─── INPUT MATERIAL
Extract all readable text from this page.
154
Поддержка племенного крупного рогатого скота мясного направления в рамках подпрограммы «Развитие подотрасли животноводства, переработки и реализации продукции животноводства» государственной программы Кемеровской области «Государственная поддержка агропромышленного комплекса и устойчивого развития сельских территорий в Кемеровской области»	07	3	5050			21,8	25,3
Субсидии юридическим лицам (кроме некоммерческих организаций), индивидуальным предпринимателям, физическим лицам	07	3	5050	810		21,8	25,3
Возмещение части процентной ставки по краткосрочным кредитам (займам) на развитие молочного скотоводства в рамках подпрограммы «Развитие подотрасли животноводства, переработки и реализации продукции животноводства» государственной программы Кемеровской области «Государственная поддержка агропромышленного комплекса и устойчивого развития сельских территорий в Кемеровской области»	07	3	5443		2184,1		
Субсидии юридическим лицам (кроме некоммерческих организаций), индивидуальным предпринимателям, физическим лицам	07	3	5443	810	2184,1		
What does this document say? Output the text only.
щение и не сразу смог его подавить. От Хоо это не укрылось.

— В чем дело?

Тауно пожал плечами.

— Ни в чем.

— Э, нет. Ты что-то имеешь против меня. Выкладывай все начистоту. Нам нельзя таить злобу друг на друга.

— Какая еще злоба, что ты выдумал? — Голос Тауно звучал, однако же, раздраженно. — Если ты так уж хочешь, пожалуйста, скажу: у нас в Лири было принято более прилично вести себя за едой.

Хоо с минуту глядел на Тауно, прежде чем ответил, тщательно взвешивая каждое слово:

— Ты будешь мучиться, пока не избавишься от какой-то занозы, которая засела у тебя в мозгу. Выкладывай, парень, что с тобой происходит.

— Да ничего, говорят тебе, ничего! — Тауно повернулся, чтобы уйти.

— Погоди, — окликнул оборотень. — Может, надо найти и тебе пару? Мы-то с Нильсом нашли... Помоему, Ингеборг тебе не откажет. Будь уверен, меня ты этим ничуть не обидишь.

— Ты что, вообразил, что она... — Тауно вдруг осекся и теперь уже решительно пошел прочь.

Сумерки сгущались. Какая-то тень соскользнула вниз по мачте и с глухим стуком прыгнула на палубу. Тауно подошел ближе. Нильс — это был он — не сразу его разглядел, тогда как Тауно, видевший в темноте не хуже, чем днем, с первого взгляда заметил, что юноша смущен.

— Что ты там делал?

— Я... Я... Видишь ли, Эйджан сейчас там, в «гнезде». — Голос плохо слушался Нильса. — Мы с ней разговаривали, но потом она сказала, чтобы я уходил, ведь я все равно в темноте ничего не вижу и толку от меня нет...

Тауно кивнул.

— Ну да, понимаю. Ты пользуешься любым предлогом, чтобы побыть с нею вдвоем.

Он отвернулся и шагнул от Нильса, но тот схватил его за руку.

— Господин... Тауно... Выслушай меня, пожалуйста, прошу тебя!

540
──────
Copy down the whole of the data above, matching it exactly.

RESULT OF THE EXERCISE>
Extract all readable text from this page.
154
Поддержка племенного крупного рогатого скота мясного направления в рамках подпрограммы «Развитие подотрасли животноводства, переработки и реализации продукции животноводства» государственной программы Кемеровской области «Государственная поддержка агропромышленного комплекса и устойчивого развития сельских территорий в Кемеровской области»	07	3	5050			21,8	25,3
Субсидии юридическим лицам (кроме некоммерческих организаций), индивидуальным предпринимателям, физическим лицам	07	3	5050	810		21,8	25,3
Возмещение части процентной ставки по краткосрочным кредитам (займам) на развитие молочного скотоводства в рамках подпрограммы «Развитие подотрасли животноводства, переработки и реализации продукции животноводства» государственной программы Кемеровской области «Государственная поддержка агропромышленного комплекса и устойчивого развития сельских территорий в Кемеровской области»	07	3	5443		2184,1		
Субсидии юридическим лицам (кроме некоммерческих организаций), индивидуальным предпринимателям, физическим лицам	07	3	5443	810	2184,1		
What does this document say? Output the text only.
щение и не сразу смог его подавить. От Хоо это не укрылось.

— В чем дело?

Тауно пожал плечами.

— Ни в чем.

— Э, нет. Ты что-то имеешь против меня. Выкладывай все начистоту. Нам нельзя таить злобу друг на друга.

— Какая еще злоба, что ты выдумал? — Голос Тауно звучал, однако же, раздраженно. — Если ты так уж хочешь, пожалуйста, скажу: у нас в Лири было принято более прилично вести себя за едой.

Хоо с минуту глядел на Тауно, прежде чем ответил, тщательно взвешивая каждое слово:

— Ты будешь мучиться, пока не избавишься от какой-то занозы, которая засела у тебя в мозгу. Выкладывай, парень, что с тобой происходит.

— Да ничего, говорят тебе, ничего! — Тауно повернулся, чтобы уйти.

— Погоди, — окликнул оборотень. — Может, надо найти и тебе пару? Мы-то с Нильсом нашли... Помоему, Ингеборг тебе не откажет. Будь уверен, меня ты этим ничуть не обидишь.

— Ты что, вообразил, что она... — Тауно вдруг осекся и теперь уже решительно пошел прочь.

Сумерки сгущались. Какая-то тень соскользнула вниз по мачте и с глухим стуком прыгнула на палубу. Тауно подошел ближе. Нильс — это был он — не сразу его разглядел, тогда как Тауно, видевший в темноте не хуже, чем днем, с первого взгляда заметил, что юноша смущен.

— Что ты там делал?

— Я... Я... Видишь ли, Эйджан сейчас там, в «гнезде». — Голос плохо слушался Нильса. — Мы с ней разговаривали, но потом она сказала, чтобы я уходил, ведь я все равно в темноте ничего не вижу и толку от меня нет...

Тауно кивнул.

— Ну да, понимаю. Ты пользуешься любым предлогом, чтобы побыть с нею вдвоем.

Он отвернулся и шагнул от Нильса, но тот схватил его за руку.

— Господин... Тауно... Выслушай меня, пожалуйста, прошу тебя!

540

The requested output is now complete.